« Hostiles », le western selon Scott Cooper
Nouveau-Mexique, 1892. Sur ordre de Washington, un officier de la Cavalerie (Christian Bale) doit escorter un chef cheyenne mourant (Wes Studi), ainsi que sa famille, jusqu’au Montana. Il recueille en chemin une jeune femme traumatisée (Rosamund Pike), dont la famille a été exterminée par les Comanches.
Déjà vu, me direz-vous ? Oui, mais les amateurs le savent : dans le western, ce sont les variations qui comptent. Prenez par exemple le début de Hostiles. Première séquence : des Comanches massacrent sans pitié une famille de pionniers. Cut. Deuxième séquence : des soldats de la Cavalerie humilient une famille cheyenne, sous le regard impassible de leur capitaine.
Pas de fioritures, pas de commentaire. Au spectateur de juger. Seul point commun entre les deux séquences : une terre aride et immense, celle de l’Ouest américain. Pourquoi le cinéaste Scott Cooper commence-t-il ainsi son film ? Pourquoi commence-t-il d’abord par montrer la barbarie des Comanches puis ensuite celle des soldats américains ? Est-ce pour relativiser le cliché de l’Indien sanguinaire en le contrebalançant par la cruauté des Occidentaux ? Est-ce pour renvoyer dos à dos les deux barbaries ? Difficile à dire. Ce qui est sûr, c’est que cette juxtaposition fait réfléchir. C’est toute la grandeur du cinéma, depuis Griffith : faire se succéder deux images différentes pour en créer une troisième dans notre esprit.
Si vous êtes un spectateur sensible et un tant soit peu humaniste, il y a de fortes chances que la consternation et les larmes vous saisissent devant tant de sécheresse, de désolation, de barbarie et de souffrance. Rien que pour cela, Hostiles est un événement, d’abord parce que le western sur grand écran est trop rare pour qu’un amateur de cinéma américain se permette de l’ignorer, ensuite parce que ce film, par sa sobriété, son non-dit et sa noblesse, est une véritable leçon adressée par un jeune cinéaste aux autres jeunes cinéastes qui ont vendu leur âme à Disney/Marvel et à leurs simili Power Rangers conçus à la chaîne.

■ DONNÉES ENREGISTRÉES:

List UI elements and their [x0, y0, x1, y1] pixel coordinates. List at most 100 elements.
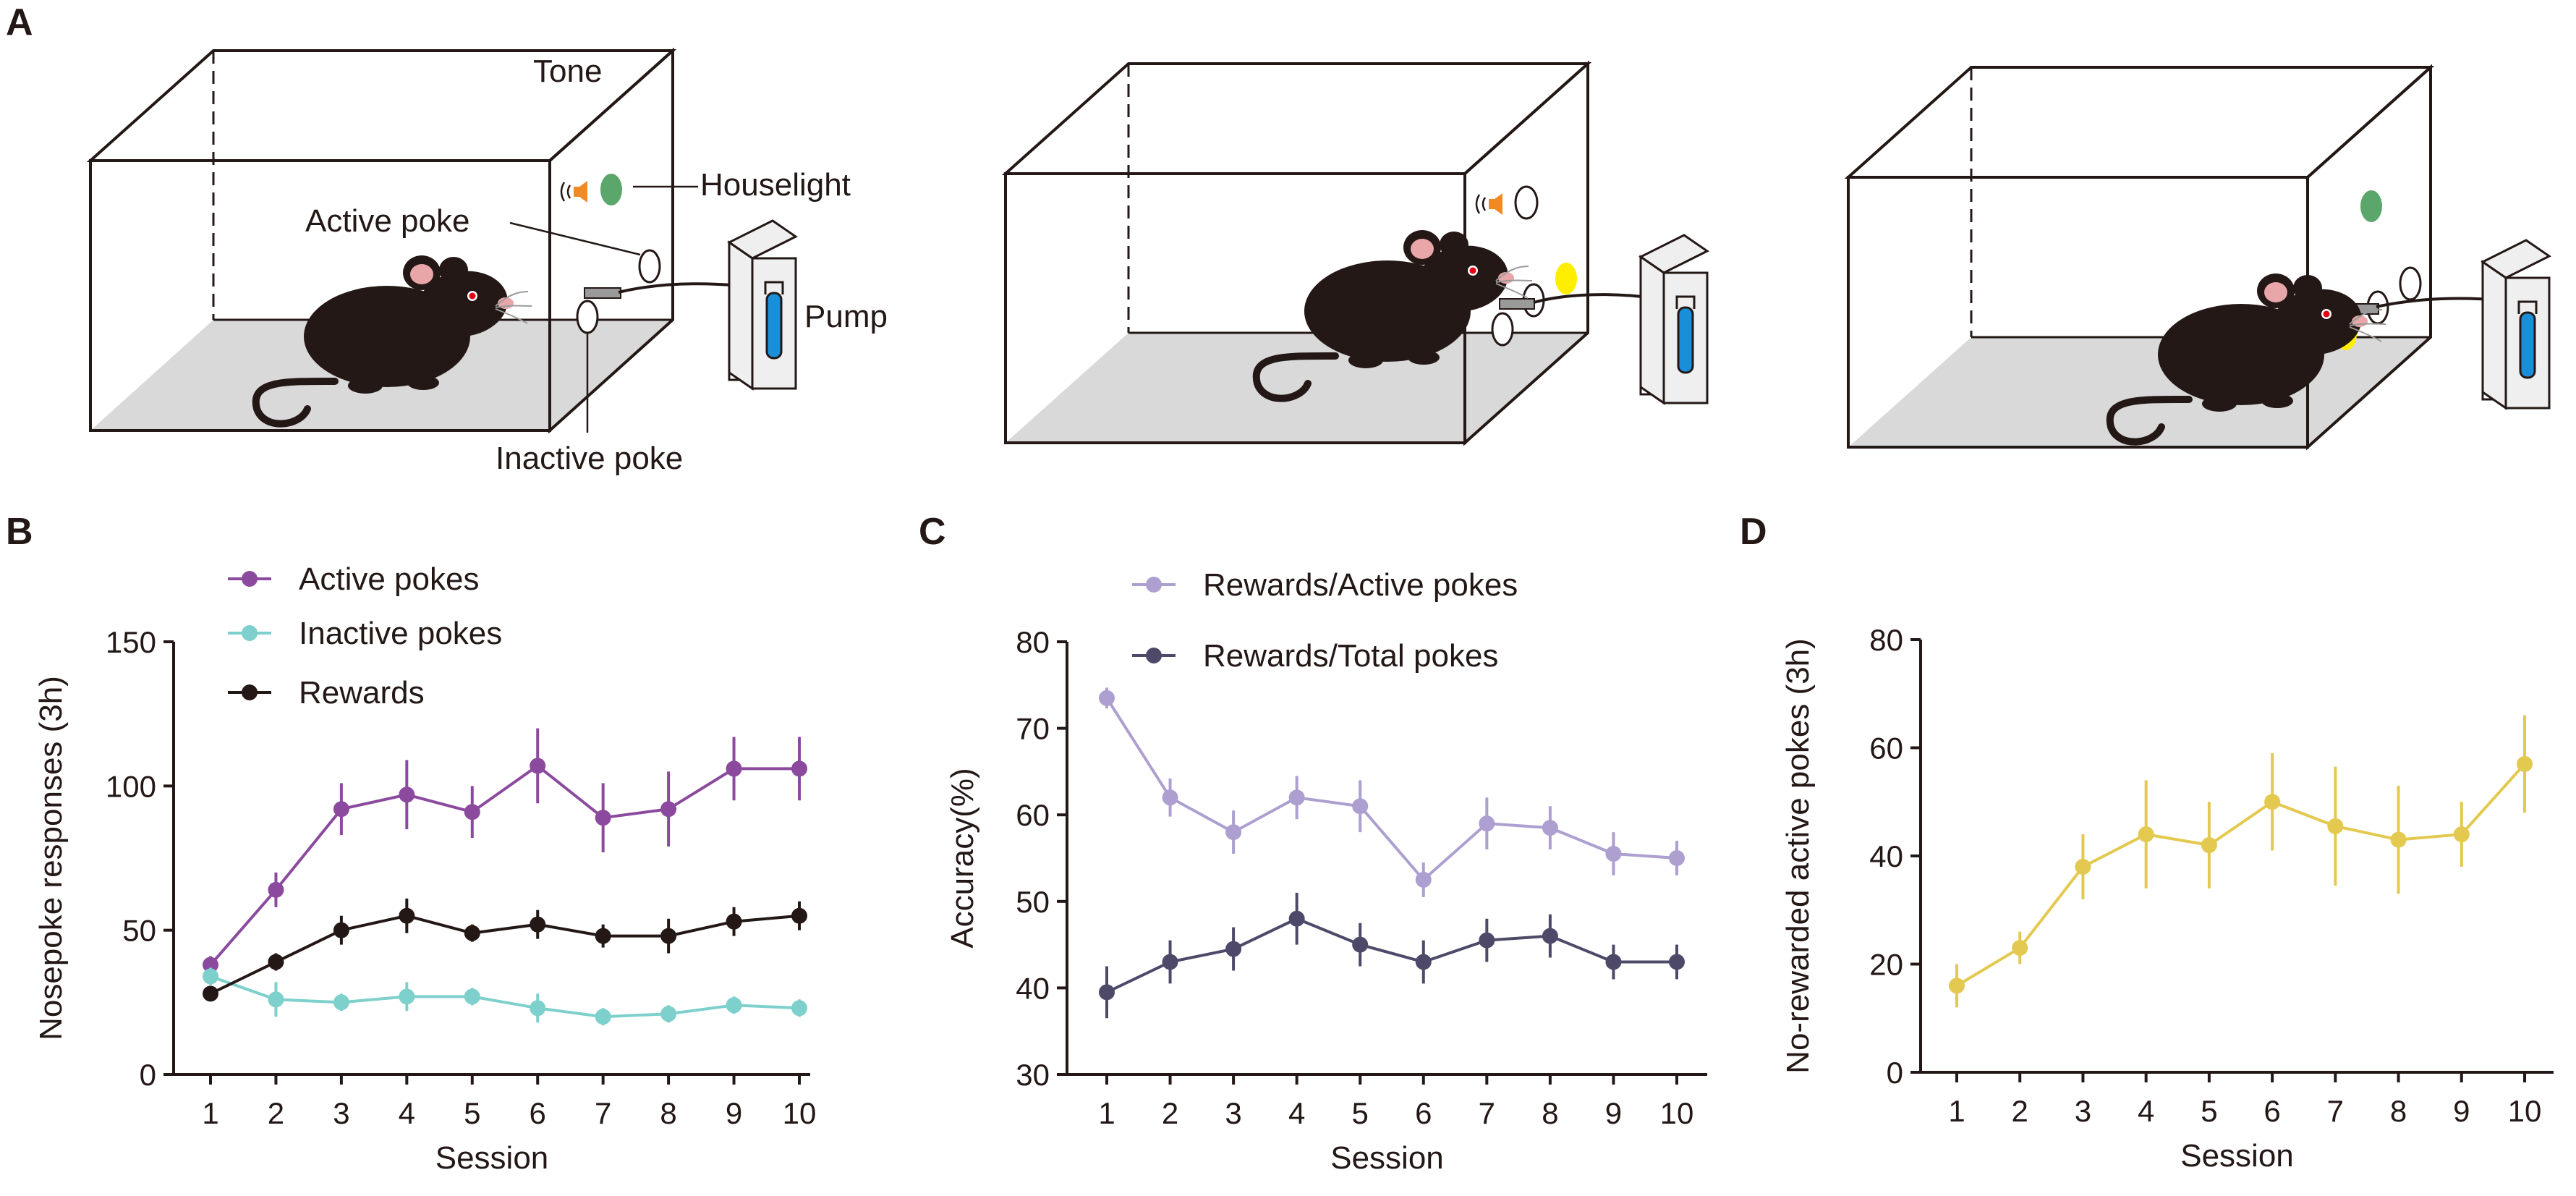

■ VOTRE OBJECTIF: Recopiez mot pour mot le passage du document qui commence par « Pas de fioritures, pas » et se poursuit jusqu'à « dans notre esprit. ». Ces données n'ont aucun lien avec le document.

■ SOLUTION PROPOSÉE:
Pas de fioritures, pas de commentaire. Au spectateur de juger. Seul point commun entre les deux séquences : une terre aride et immense, celle de l’Ouest américain. Pourquoi le cinéaste Scott Cooper commence-t-il ainsi son film ? Pourquoi commence-t-il d’abord par montrer la barbarie des Comanches puis ensuite celle des soldats américains ? Est-ce pour relativiser le cliché de l’Indien sanguinaire en le contrebalançant par la cruauté des Occidentaux ? Est-ce pour renvoyer dos à dos les deux barbaries ? Difficile à dire. Ce qui est sûr, c’est que cette juxtaposition fait réfléchir. C’est toute la grandeur du cinéma, depuis Griffith : faire se succéder deux images différentes pour en créer une troisième dans notre esprit.